**PROBLEM REQUIREMENTS**
Each line below should be quoted exactly, please.

**RECORDS**

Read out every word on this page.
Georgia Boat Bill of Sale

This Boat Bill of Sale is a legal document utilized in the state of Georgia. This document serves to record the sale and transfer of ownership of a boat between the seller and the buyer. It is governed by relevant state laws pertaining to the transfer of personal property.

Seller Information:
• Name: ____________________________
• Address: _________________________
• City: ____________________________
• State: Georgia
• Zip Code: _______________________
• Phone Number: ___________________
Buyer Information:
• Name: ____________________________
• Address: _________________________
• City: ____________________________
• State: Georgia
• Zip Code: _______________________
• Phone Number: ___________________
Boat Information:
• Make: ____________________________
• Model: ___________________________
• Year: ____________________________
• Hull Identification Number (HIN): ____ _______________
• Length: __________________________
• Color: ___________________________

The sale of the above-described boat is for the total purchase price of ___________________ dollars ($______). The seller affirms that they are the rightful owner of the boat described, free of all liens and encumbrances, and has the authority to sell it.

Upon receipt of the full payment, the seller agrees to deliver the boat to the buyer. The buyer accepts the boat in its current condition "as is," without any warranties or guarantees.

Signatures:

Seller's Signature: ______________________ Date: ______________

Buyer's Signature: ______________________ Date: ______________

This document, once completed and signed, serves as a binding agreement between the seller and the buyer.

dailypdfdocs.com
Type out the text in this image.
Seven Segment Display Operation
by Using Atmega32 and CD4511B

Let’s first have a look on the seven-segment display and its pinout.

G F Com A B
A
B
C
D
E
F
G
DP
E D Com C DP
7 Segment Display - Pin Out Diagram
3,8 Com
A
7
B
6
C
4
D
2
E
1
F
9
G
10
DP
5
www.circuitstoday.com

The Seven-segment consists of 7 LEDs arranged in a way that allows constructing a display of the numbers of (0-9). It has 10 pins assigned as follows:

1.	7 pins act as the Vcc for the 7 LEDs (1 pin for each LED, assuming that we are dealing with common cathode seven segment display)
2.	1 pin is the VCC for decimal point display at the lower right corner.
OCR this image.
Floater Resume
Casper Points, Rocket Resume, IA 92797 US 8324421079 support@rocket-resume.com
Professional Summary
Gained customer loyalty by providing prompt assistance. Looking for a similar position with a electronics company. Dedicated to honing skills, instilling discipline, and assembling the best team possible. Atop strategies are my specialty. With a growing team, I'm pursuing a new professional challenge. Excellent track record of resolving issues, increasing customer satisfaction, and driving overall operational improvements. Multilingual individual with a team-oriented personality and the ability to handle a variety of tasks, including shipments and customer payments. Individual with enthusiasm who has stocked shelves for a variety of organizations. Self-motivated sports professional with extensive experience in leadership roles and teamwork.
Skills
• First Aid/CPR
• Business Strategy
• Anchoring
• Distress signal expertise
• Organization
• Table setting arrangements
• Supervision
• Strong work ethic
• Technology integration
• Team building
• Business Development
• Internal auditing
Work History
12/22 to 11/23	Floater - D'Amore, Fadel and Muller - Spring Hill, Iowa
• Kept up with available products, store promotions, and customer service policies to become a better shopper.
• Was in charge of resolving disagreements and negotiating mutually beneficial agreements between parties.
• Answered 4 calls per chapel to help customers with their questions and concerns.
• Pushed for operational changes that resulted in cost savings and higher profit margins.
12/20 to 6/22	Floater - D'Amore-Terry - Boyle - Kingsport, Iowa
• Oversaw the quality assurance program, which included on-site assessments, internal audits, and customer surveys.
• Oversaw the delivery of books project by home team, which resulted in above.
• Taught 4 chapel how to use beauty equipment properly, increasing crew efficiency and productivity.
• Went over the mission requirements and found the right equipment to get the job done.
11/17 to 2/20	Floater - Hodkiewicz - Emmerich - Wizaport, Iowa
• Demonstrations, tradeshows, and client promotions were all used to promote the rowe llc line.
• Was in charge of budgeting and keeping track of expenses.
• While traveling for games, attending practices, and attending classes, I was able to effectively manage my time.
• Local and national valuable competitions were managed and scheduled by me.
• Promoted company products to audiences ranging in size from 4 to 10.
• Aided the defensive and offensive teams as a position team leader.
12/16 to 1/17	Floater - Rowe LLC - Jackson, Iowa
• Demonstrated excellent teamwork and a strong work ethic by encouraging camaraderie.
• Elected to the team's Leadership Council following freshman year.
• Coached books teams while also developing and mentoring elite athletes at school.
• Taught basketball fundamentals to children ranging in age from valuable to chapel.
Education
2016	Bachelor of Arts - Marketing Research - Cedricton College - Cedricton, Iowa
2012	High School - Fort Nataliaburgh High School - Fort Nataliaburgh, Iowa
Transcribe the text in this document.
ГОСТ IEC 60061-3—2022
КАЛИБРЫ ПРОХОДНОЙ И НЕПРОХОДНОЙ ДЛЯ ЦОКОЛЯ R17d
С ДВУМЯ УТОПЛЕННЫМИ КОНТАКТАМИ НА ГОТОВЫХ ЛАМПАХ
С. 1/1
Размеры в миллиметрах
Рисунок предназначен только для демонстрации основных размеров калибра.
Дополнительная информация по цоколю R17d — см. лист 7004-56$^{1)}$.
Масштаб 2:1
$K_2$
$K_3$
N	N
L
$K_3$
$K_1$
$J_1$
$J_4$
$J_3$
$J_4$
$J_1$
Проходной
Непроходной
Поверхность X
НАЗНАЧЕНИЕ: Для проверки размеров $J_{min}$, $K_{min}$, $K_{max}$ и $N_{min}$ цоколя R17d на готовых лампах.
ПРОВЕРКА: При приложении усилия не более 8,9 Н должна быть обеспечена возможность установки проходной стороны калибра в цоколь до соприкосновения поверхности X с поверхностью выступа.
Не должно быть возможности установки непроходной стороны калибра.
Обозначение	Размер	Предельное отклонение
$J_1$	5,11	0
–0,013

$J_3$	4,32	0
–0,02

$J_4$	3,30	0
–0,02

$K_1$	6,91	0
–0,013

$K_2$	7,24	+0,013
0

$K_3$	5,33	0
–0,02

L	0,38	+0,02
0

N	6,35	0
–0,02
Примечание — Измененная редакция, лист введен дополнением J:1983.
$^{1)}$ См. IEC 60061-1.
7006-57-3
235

**COMPLETED EXERCISE**
Read out every word on this page.
Georgia Boat Bill of Sale

This Boat Bill of Sale is a legal document utilized in the state of Georgia. This document serves to record the sale and transfer of ownership of a boat between the seller and the buyer. It is governed by relevant state laws pertaining to the transfer of personal property.

Seller Information:
• Name: ____________________________
• Address: _________________________
• City: ____________________________
• State: Georgia
• Zip Code: _______________________
• Phone Number: ___________________
Buyer Information:
• Name: ____________________________
• Address: _________________________
• City: ____________________________
• State: Georgia
• Zip Code: _______________________
• Phone Number: ___________________
Boat Information:
• Make: ____________________________
• Model: ___________________________
• Year: ____________________________
• Hull Identification Number (HIN): ____ _______________
• Length: __________________________
• Color: ___________________________

The sale of the above-described boat is for the total purchase price of ___________________ dollars ($______). The seller affirms that they are the rightful owner of the boat described, free of all liens and encumbrances, and has the authority to sell it.

Upon receipt of the full payment, the seller agrees to deliver the boat to the buyer. The buyer accepts the boat in its current condition "as is," without any warranties or guarantees.

Signatures:

Seller's Signature: ______________________ Date: ______________

Buyer's Signature: ______________________ Date: ______________

This document, once completed and signed, serves as a binding agreement between the seller and the buyer.

dailypdfdocs.com
Type out the text in this image.
Seven Segment Display Operation
by Using Atmega32 and CD4511B

Let’s first have a look on the seven-segment display and its pinout.

G F Com A B
A
B
C
D
E
F
G
DP
E D Com C DP
7 Segment Display - Pin Out Diagram
3,8 Com
A
7
B
6
C
4
D
2
E
1
F
9
G
10
DP
5
www.circuitstoday.com

The Seven-segment consists of 7 LEDs arranged in a way that allows constructing a display of the numbers of (0-9). It has 10 pins assigned as follows:

1.	7 pins act as the Vcc for the 7 LEDs (1 pin for each LED, assuming that we are dealing with common cathode seven segment display)
2.	1 pin is the VCC for decimal point display at the lower right corner.
OCR this image.
Floater Resume
Casper Points, Rocket Resume, IA 92797 US 8324421079 support@rocket-resume.com
Professional Summary
Gained customer loyalty by providing prompt assistance. Looking for a similar position with a electronics company. Dedicated to honing skills, instilling discipline, and assembling the best team possible. Atop strategies are my specialty. With a growing team, I'm pursuing a new professional challenge. Excellent track record of resolving issues, increasing customer satisfaction, and driving overall operational improvements. Multilingual individual with a team-oriented personality and the ability to handle a variety of tasks, including shipments and customer payments. Individual with enthusiasm who has stocked shelves for a variety of organizations. Self-motivated sports professional with extensive experience in leadership roles and teamwork.
Skills
• First Aid/CPR
• Business Strategy
• Anchoring
• Distress signal expertise
• Organization
• Table setting arrangements
• Supervision
• Strong work ethic
• Technology integration
• Team building
• Business Development
• Internal auditing
Work History
12/22 to 11/23	Floater - D'Amore, Fadel and Muller - Spring Hill, Iowa
• Kept up with available products, store promotions, and customer service policies to become a better shopper.
• Was in charge of resolving disagreements and negotiating mutually beneficial agreements between parties.
• Answered 4 calls per chapel to help customers with their questions and concerns.
• Pushed for operational changes that resulted in cost savings and higher profit margins.
12/20 to 6/22	Floater - D'Amore-Terry - Boyle - Kingsport, Iowa
• Oversaw the quality assurance program, which included on-site assessments, internal audits, and customer surveys.
• Oversaw the delivery of books project by home team, which resulted in above.
• Taught 4 chapel how to use beauty equipment properly, increasing crew efficiency and productivity.
• Went over the mission requirements and found the right equipment to get the job done.
11/17 to 2/20	Floater - Hodkiewicz - Emmerich - Wizaport, Iowa
• Demonstrations, tradeshows, and client promotions were all used to promote the rowe llc line.
• Was in charge of budgeting and keeping track of expenses.
• While traveling for games, attending practices, and attending classes, I was able to effectively manage my time.
• Local and national valuable competitions were managed and scheduled by me.
• Promoted company products to audiences ranging in size from 4 to 10.
• Aided the defensive and offensive teams as a position team leader.
12/16 to 1/17	Floater - Rowe LLC - Jackson, Iowa
• Demonstrated excellent teamwork and a strong work ethic by encouraging camaraderie.
• Elected to the team's Leadership Council following freshman year.
• Coached books teams while also developing and mentoring elite athletes at school.
• Taught basketball fundamentals to children ranging in age from valuable to chapel.
Education
2016	Bachelor of Arts - Marketing Research - Cedricton College - Cedricton, Iowa
2012	High School - Fort Nataliaburgh High School - Fort Nataliaburgh, Iowa
Transcribe the text in this document.
ГОСТ IEC 60061-3—2022
КАЛИБРЫ ПРОХОДНОЙ И НЕПРОХОДНОЙ ДЛЯ ЦОКОЛЯ R17d
С ДВУМЯ УТОПЛЕННЫМИ КОНТАКТАМИ НА ГОТОВЫХ ЛАМПАХ
С. 1/1
Размеры в миллиметрах
Рисунок предназначен только для демонстрации основных размеров калибра.
Дополнительная информация по цоколю R17d — см. лист 7004-56$^{1)}$.
Масштаб 2:1
$K_2$
$K_3$
N	N
L
$K_3$
$K_1$
$J_1$
$J_4$
$J_3$
$J_4$
$J_1$
Проходной
Непроходной
Поверхность X
НАЗНАЧЕНИЕ: Для проверки размеров $J_{min}$, $K_{min}$, $K_{max}$ и $N_{min}$ цоколя R17d на готовых лампах.
ПРОВЕРКА: При приложении усилия не более 8,9 Н должна быть обеспечена возможность установки проходной стороны калибра в цоколь до соприкосновения поверхности X с поверхностью выступа.
Не должно быть возможности установки непроходной стороны калибра.
Обозначение	Размер	Предельное отклонение
$J_1$	5,11	0
–0,013

$J_3$	4,32	0
–0,02

$J_4$	3,30	0
–0,02

$K_1$	6,91	0
–0,013

$K_2$	7,24	+0,013
0

$K_3$	5,33	0
–0,02

L	0,38	+0,02
0

N	6,35	0
–0,02
Примечание — Измененная редакция, лист введен дополнением J:1983.
$^{1)}$ См. IEC 60061-1.
7006-57-3
235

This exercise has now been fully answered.